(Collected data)
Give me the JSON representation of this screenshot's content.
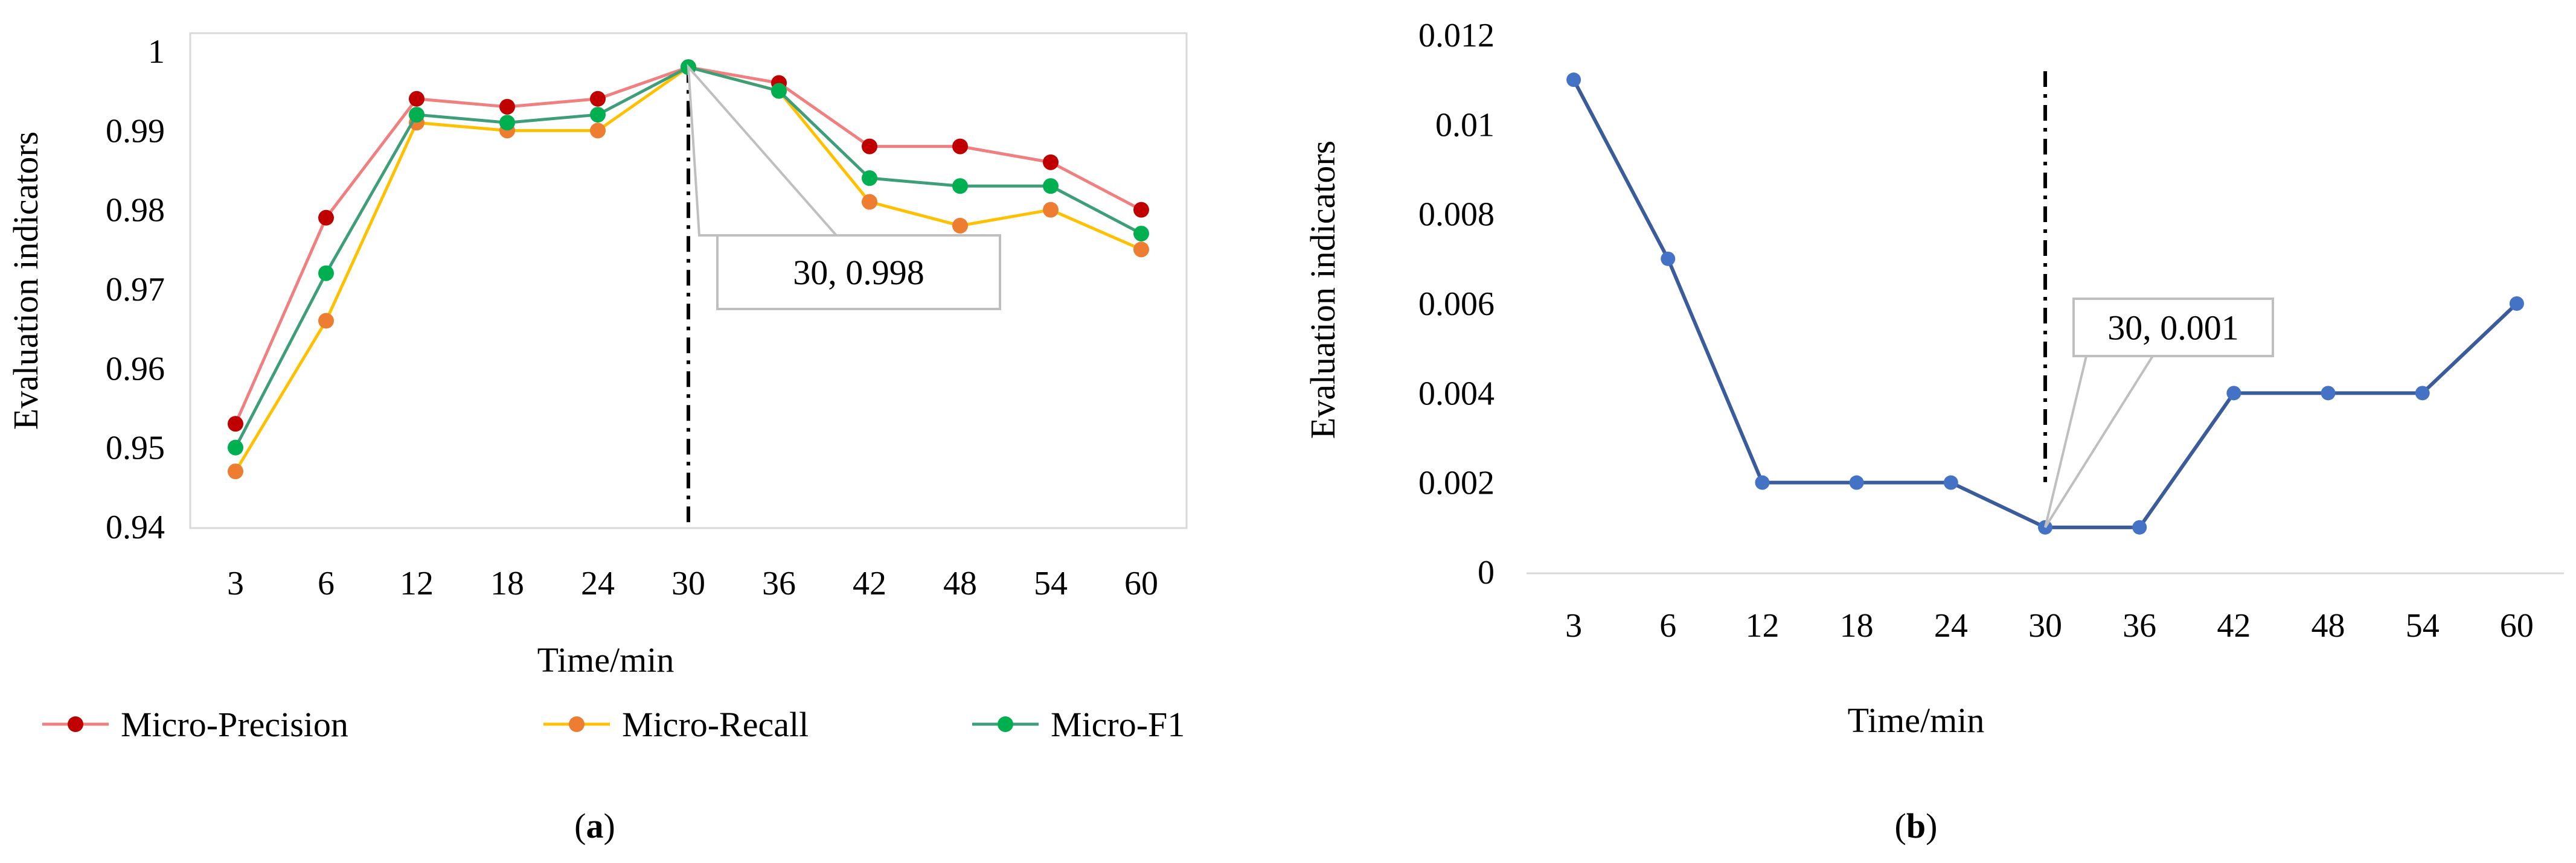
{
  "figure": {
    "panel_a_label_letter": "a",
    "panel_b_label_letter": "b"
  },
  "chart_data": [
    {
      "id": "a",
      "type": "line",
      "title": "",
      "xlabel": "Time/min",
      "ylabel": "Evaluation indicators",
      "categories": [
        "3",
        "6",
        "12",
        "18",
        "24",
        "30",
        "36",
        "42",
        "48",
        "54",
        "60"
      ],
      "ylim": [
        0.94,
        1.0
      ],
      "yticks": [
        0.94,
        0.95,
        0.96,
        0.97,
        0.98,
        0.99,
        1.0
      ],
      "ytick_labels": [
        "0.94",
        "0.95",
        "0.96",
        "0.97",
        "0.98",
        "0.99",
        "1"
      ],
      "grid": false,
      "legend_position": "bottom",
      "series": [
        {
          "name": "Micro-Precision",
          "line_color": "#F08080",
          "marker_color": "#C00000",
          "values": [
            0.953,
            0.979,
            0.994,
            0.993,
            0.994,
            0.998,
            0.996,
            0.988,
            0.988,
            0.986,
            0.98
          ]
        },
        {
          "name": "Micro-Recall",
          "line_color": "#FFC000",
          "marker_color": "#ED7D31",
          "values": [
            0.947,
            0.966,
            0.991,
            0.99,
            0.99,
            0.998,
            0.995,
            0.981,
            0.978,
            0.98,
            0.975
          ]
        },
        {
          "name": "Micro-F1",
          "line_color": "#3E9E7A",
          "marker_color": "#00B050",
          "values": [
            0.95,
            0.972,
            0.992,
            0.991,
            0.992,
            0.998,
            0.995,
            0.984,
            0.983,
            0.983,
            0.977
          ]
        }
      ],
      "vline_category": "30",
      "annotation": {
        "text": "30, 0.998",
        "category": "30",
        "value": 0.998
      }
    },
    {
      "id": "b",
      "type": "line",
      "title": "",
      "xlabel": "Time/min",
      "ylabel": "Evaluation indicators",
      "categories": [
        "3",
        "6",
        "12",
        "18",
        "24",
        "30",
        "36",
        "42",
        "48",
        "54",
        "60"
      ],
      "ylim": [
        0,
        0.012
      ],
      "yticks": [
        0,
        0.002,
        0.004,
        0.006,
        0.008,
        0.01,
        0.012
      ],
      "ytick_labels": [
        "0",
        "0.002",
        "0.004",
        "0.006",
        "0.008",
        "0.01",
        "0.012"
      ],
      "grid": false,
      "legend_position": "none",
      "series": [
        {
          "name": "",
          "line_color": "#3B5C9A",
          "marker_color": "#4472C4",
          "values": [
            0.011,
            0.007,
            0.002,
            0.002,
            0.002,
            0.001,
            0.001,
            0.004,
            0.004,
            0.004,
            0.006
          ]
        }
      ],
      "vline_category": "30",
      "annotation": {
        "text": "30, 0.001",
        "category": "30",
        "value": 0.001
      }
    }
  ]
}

#### Exercise:
Copy out all of the material exactly as written, without its pictures.

#### Result for this task:
Give me the JSON representation of this screenshot's content.
{
  "figure": {
    "panel_a_label_letter": "a",
    "panel_b_label_letter": "b"
  },
  "chart_data": [
    {
      "id": "a",
      "type": "line",
      "title": "",
      "xlabel": "Time/min",
      "ylabel": "Evaluation indicators",
      "categories": [
        "3",
        "6",
        "12",
        "18",
        "24",
        "30",
        "36",
        "42",
        "48",
        "54",
        "60"
      ],
      "ylim": [
        0.94,
        1.0
      ],
      "yticks": [
        0.94,
        0.95,
        0.96,
        0.97,
        0.98,
        0.99,
        1.0
      ],
      "ytick_labels": [
        "0.94",
        "0.95",
        "0.96",
        "0.97",
        "0.98",
        "0.99",
        "1"
      ],
      "grid": false,
      "legend_position": "bottom",
      "series": [
        {
          "name": "Micro-Precision",
          "line_color": "#F08080",
          "marker_color": "#C00000",
          "values": [
            0.953,
            0.979,
            0.994,
            0.993,
            0.994,
            0.998,
            0.996,
            0.988,
            0.988,
            0.986,
            0.98
          ]
        },
        {
          "name": "Micro-Recall",
          "line_color": "#FFC000",
          "marker_color": "#ED7D31",
          "values": [
            0.947,
            0.966,
            0.991,
            0.99,
            0.99,
            0.998,
            0.995,
            0.981,
            0.978,
            0.98,
            0.975
          ]
        },
        {
          "name": "Micro-F1",
          "line_color": "#3E9E7A",
          "marker_color": "#00B050",
          "values": [
            0.95,
            0.972,
            0.992,
            0.991,
            0.992,
            0.998,
            0.995,
            0.984,
            0.983,
            0.983,
            0.977
          ]
        }
      ],
      "vline_category": "30",
      "annotation": {
        "text": "30, 0.998",
        "category": "30",
        "value": 0.998
      }
    },
    {
      "id": "b",
      "type": "line",
      "title": "",
      "xlabel": "Time/min",
      "ylabel": "Evaluation indicators",
      "categories": [
        "3",
        "6",
        "12",
        "18",
        "24",
        "30",
        "36",
        "42",
        "48",
        "54",
        "60"
      ],
      "ylim": [
        0,
        0.012
      ],
      "yticks": [
        0,
        0.002,
        0.004,
        0.006,
        0.008,
        0.01,
        0.012
      ],
      "ytick_labels": [
        "0",
        "0.002",
        "0.004",
        "0.006",
        "0.008",
        "0.01",
        "0.012"
      ],
      "grid": false,
      "legend_position": "none",
      "series": [
        {
          "name": "",
          "line_color": "#3B5C9A",
          "marker_color": "#4472C4",
          "values": [
            0.011,
            0.007,
            0.002,
            0.002,
            0.002,
            0.001,
            0.001,
            0.004,
            0.004,
            0.004,
            0.006
          ]
        }
      ],
      "vline_category": "30",
      "annotation": {
        "text": "30, 0.001",
        "category": "30",
        "value": 0.001
      }
    }
  ]
}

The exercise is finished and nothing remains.